Set problem: Copy every one of the items below character for character, keeping each line in its original order.
═══
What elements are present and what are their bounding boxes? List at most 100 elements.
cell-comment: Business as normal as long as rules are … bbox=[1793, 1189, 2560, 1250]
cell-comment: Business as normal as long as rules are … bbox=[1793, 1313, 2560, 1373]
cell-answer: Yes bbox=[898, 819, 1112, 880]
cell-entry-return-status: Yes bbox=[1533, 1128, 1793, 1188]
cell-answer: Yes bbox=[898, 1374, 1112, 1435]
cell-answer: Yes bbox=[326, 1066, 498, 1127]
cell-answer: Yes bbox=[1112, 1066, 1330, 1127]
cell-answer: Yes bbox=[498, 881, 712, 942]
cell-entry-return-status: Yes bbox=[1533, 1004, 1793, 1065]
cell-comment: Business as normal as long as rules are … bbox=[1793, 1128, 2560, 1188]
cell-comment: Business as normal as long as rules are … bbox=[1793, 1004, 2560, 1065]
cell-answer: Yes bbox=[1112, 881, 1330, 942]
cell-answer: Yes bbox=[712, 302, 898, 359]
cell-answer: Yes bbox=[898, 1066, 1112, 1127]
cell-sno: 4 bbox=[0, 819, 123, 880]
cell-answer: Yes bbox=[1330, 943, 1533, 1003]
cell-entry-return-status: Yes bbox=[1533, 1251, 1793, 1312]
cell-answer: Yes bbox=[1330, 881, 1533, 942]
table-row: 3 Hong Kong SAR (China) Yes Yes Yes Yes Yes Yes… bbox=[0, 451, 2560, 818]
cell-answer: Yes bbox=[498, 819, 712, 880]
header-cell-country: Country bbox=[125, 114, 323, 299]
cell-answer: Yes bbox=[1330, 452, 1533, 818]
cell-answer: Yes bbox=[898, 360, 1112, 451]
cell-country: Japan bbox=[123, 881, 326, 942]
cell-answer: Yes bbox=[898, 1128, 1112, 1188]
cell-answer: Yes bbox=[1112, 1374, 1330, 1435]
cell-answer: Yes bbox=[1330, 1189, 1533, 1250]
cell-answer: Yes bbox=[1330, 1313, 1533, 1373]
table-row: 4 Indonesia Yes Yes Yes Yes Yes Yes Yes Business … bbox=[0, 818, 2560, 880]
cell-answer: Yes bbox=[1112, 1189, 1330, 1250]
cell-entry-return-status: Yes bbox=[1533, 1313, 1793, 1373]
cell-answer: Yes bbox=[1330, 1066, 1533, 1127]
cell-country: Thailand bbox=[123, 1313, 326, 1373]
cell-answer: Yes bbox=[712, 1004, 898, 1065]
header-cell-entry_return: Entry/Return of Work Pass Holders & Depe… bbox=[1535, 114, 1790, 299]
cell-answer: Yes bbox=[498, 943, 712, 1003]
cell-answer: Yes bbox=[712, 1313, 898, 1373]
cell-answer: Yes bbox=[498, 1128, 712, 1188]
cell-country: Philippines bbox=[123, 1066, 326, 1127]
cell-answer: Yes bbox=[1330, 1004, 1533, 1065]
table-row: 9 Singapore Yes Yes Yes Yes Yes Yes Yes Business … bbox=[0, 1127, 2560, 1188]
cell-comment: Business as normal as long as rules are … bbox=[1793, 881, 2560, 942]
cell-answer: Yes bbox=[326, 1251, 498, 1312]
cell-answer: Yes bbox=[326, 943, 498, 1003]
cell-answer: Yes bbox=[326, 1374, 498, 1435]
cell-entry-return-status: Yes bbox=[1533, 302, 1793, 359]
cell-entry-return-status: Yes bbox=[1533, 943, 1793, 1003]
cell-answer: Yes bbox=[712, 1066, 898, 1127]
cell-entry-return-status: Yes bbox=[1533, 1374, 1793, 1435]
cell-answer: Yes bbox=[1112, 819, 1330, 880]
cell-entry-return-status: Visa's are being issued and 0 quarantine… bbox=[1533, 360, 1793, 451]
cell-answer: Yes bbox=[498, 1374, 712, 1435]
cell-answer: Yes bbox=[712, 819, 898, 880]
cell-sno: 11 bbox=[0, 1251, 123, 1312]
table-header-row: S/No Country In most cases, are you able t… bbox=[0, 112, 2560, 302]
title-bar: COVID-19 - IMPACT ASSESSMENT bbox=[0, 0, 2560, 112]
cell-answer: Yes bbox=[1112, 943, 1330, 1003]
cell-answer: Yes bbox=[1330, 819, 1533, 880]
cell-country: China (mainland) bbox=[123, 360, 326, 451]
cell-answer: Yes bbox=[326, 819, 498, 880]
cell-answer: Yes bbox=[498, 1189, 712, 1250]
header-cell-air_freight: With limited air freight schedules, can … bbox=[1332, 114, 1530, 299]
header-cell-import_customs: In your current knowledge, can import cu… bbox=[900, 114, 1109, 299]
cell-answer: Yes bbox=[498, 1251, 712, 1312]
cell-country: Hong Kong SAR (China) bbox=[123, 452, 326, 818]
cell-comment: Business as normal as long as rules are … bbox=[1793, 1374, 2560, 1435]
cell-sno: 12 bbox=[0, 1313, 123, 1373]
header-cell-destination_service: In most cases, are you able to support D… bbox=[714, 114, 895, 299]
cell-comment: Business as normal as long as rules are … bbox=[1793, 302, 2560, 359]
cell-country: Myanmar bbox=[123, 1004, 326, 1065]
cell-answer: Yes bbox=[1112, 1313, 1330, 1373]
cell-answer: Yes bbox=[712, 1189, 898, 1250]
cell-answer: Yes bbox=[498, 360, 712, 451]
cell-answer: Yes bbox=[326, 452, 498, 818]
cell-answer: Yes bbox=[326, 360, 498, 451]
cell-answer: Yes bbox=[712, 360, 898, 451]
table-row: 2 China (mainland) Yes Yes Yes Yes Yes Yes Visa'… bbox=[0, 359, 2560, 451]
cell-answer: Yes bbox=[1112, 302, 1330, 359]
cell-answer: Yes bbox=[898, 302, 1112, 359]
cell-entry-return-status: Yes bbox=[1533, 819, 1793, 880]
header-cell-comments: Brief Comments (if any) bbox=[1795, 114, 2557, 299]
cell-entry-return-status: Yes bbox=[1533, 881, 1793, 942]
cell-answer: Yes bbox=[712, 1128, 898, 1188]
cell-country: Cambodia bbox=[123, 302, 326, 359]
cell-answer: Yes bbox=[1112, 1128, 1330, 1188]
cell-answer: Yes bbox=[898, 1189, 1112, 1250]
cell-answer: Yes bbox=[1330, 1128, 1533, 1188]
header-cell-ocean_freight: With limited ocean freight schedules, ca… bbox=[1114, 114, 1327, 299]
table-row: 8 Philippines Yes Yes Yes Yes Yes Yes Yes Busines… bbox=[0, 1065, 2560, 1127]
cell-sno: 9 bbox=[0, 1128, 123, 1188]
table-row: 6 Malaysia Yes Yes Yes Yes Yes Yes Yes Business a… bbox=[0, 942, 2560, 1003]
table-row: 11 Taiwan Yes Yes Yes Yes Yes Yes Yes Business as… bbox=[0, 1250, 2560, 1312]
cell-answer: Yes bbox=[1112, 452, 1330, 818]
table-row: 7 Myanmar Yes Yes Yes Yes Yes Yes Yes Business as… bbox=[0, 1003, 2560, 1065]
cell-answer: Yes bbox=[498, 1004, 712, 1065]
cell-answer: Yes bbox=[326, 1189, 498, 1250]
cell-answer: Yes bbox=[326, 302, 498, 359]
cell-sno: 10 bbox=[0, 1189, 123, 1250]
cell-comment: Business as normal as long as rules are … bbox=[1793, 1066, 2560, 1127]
═══
Output for this exercise:
What elements are present and what are their bounding boxes? List at most 100 elements.
cell-comment: Business as normal as long as rules are … bbox=[1793, 1189, 2560, 1250]
cell-comment: Business as normal as long as rules are … bbox=[1793, 1313, 2560, 1373]
cell-answer: Yes bbox=[898, 819, 1112, 880]
cell-entry-return-status: Yes bbox=[1533, 1128, 1793, 1188]
cell-answer: Yes bbox=[898, 1374, 1112, 1435]
cell-answer: Yes bbox=[326, 1066, 498, 1127]
cell-answer: Yes bbox=[1112, 1066, 1330, 1127]
cell-answer: Yes bbox=[498, 881, 712, 942]
cell-entry-return-status: Yes bbox=[1533, 1004, 1793, 1065]
cell-comment: Business as normal as long as rules are … bbox=[1793, 1128, 2560, 1188]
cell-comment: Business as normal as long as rules are … bbox=[1793, 1004, 2560, 1065]
cell-answer: Yes bbox=[1112, 881, 1330, 942]
cell-answer: Yes bbox=[712, 302, 898, 359]
cell-answer: Yes bbox=[898, 1066, 1112, 1127]
cell-sno: 4 bbox=[0, 819, 123, 880]
cell-answer: Yes bbox=[1330, 943, 1533, 1003]
cell-entry-return-status: Yes bbox=[1533, 1251, 1793, 1312]
cell-answer: Yes bbox=[1330, 881, 1533, 942]
table-row: 3 Hong Kong SAR (China) Yes Yes Yes Yes Yes Yes… bbox=[0, 451, 2560, 818]
cell-answer: Yes bbox=[498, 819, 712, 880]
header-cell-country: Country bbox=[125, 114, 323, 299]
cell-answer: Yes bbox=[1330, 452, 1533, 818]
cell-answer: Yes bbox=[898, 360, 1112, 451]
cell-country: Japan bbox=[123, 881, 326, 942]
cell-answer: Yes bbox=[898, 1128, 1112, 1188]
cell-answer: Yes bbox=[1112, 1374, 1330, 1435]
cell-answer: Yes bbox=[1330, 1189, 1533, 1250]
cell-answer: Yes bbox=[1330, 1313, 1533, 1373]
table-row: 4 Indonesia Yes Yes Yes Yes Yes Yes Yes Business … bbox=[0, 818, 2560, 880]
cell-answer: Yes bbox=[1112, 1189, 1330, 1250]
cell-entry-return-status: Yes bbox=[1533, 1313, 1793, 1373]
cell-answer: Yes bbox=[1330, 1066, 1533, 1127]
cell-country: Thailand bbox=[123, 1313, 326, 1373]
cell-answer: Yes bbox=[712, 1004, 898, 1065]
header-cell-entry_return: Entry/Return of Work Pass Holders & Depe… bbox=[1535, 114, 1790, 299]
cell-answer: Yes bbox=[498, 943, 712, 1003]
cell-answer: Yes bbox=[712, 1313, 898, 1373]
cell-answer: Yes bbox=[498, 1128, 712, 1188]
cell-country: Philippines bbox=[123, 1066, 326, 1127]
cell-answer: Yes bbox=[1330, 1004, 1533, 1065]
table-row: 9 Singapore Yes Yes Yes Yes Yes Yes Yes Business … bbox=[0, 1127, 2560, 1188]
cell-comment: Business as normal as long as rules are … bbox=[1793, 881, 2560, 942]
cell-answer: Yes bbox=[326, 1251, 498, 1312]
cell-answer: Yes bbox=[326, 943, 498, 1003]
cell-answer: Yes bbox=[326, 1374, 498, 1435]
cell-entry-return-status: Yes bbox=[1533, 302, 1793, 359]
cell-entry-return-status: Yes bbox=[1533, 943, 1793, 1003]
cell-answer: Yes bbox=[712, 1066, 898, 1127]
cell-entry-return-status: Yes bbox=[1533, 1374, 1793, 1435]
cell-answer: Yes bbox=[1112, 819, 1330, 880]
cell-entry-return-status: Visa's are being issued and 0 quarantine… bbox=[1533, 360, 1793, 451]
cell-answer: Yes bbox=[498, 1374, 712, 1435]
cell-answer: Yes bbox=[712, 819, 898, 880]
cell-sno: 11 bbox=[0, 1251, 123, 1312]
table-header-row: S/No Country In most cases, are you able t… bbox=[0, 112, 2560, 302]
title-bar: COVID-19 - IMPACT ASSESSMENT bbox=[0, 0, 2560, 112]
cell-answer: Yes bbox=[1112, 943, 1330, 1003]
cell-answer: Yes bbox=[1330, 819, 1533, 880]
cell-country: China (mainland) bbox=[123, 360, 326, 451]
cell-answer: Yes bbox=[326, 819, 498, 880]
cell-answer: Yes bbox=[498, 1189, 712, 1250]
header-cell-air_freight: With limited air freight schedules, can … bbox=[1332, 114, 1530, 299]
header-cell-import_customs: In your current knowledge, can import cu… bbox=[900, 114, 1109, 299]
cell-answer: Yes bbox=[498, 1251, 712, 1312]
cell-country: Hong Kong SAR (China) bbox=[123, 452, 326, 818]
cell-comment: Business as normal as long as rules are … bbox=[1793, 1374, 2560, 1435]
cell-sno: 12 bbox=[0, 1313, 123, 1373]
header-cell-destination_service: In most cases, are you able to support D… bbox=[714, 114, 895, 299]
cell-comment: Business as normal as long as rules are … bbox=[1793, 302, 2560, 359]
cell-country: Myanmar bbox=[123, 1004, 326, 1065]
cell-answer: Yes bbox=[1112, 1313, 1330, 1373]
cell-answer: Yes bbox=[712, 1189, 898, 1250]
cell-answer: Yes bbox=[498, 360, 712, 451]
cell-answer: Yes bbox=[326, 452, 498, 818]
cell-answer: Yes bbox=[326, 360, 498, 451]
cell-answer: Yes bbox=[712, 360, 898, 451]
table-row: 2 China (mainland) Yes Yes Yes Yes Yes Yes Visa'… bbox=[0, 359, 2560, 451]
cell-answer: Yes bbox=[1112, 302, 1330, 359]
cell-answer: Yes bbox=[898, 302, 1112, 359]
cell-entry-return-status: Yes bbox=[1533, 819, 1793, 880]
header-cell-comments: Brief Comments (if any) bbox=[1795, 114, 2557, 299]
cell-entry-return-status: Yes bbox=[1533, 881, 1793, 942]
cell-answer: Yes bbox=[712, 1128, 898, 1188]
cell-country: Cambodia bbox=[123, 302, 326, 359]
cell-answer: Yes bbox=[1112, 1128, 1330, 1188]
cell-answer: Yes bbox=[898, 1189, 1112, 1250]
cell-answer: Yes bbox=[1330, 1128, 1533, 1188]
header-cell-ocean_freight: With limited ocean freight schedules, ca… bbox=[1114, 114, 1327, 299]
table-row: 8 Philippines Yes Yes Yes Yes Yes Yes Yes Busines… bbox=[0, 1065, 2560, 1127]
cell-sno: 9 bbox=[0, 1128, 123, 1188]
table-row: 6 Malaysia Yes Yes Yes Yes Yes Yes Yes Business a… bbox=[0, 942, 2560, 1003]
table-row: 11 Taiwan Yes Yes Yes Yes Yes Yes Yes Business as… bbox=[0, 1250, 2560, 1312]
cell-answer: Yes bbox=[1112, 452, 1330, 818]
table-row: 7 Myanmar Yes Yes Yes Yes Yes Yes Yes Business as… bbox=[0, 1003, 2560, 1065]
cell-answer: Yes bbox=[498, 1004, 712, 1065]
cell-answer: Yes bbox=[326, 1189, 498, 1250]
cell-answer: Yes bbox=[326, 302, 498, 359]
cell-sno: 10 bbox=[0, 1189, 123, 1250]
cell-comment: Business as normal as long as rules are … bbox=[1793, 1066, 2560, 1127]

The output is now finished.